PROMPT: Wherever "tierra" appears in a line, list that line.

EXERCISE INPUT:
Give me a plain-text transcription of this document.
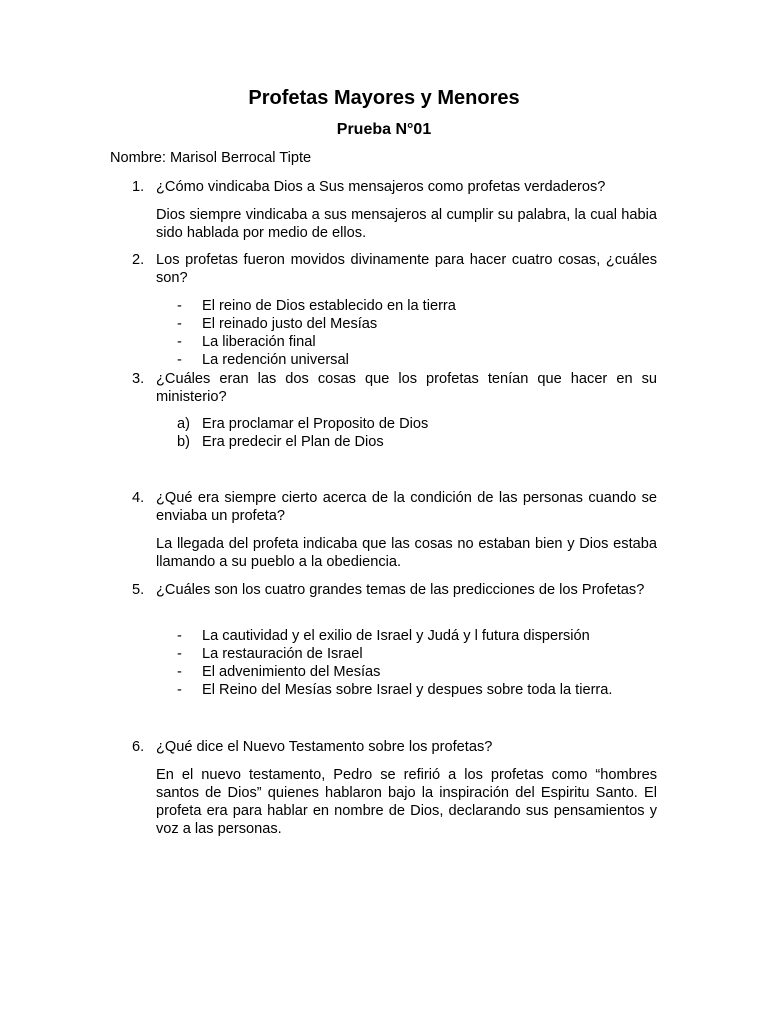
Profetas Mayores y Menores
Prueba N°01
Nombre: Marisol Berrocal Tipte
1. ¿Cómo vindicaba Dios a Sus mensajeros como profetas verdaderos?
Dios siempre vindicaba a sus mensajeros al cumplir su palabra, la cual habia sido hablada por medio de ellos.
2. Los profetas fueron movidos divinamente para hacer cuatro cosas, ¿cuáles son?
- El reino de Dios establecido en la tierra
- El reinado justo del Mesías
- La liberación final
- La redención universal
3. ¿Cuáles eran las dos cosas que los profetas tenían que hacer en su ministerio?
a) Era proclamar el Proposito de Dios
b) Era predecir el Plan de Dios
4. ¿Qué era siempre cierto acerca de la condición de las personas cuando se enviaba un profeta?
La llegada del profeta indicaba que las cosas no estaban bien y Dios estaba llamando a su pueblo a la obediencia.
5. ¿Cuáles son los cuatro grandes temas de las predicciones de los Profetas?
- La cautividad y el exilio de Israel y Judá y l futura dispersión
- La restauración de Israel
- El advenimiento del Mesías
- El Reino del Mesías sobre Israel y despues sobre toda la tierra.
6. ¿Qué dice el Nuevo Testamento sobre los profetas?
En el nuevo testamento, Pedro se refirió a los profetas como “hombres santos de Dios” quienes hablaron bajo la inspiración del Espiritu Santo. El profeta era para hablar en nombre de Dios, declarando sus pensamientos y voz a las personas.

SOLUTION TO THIS PROBLEM:
- El reino de Dios establecido en la tierra
- El Reino del Mesías sobre Israel y despues sobre toda la tierra.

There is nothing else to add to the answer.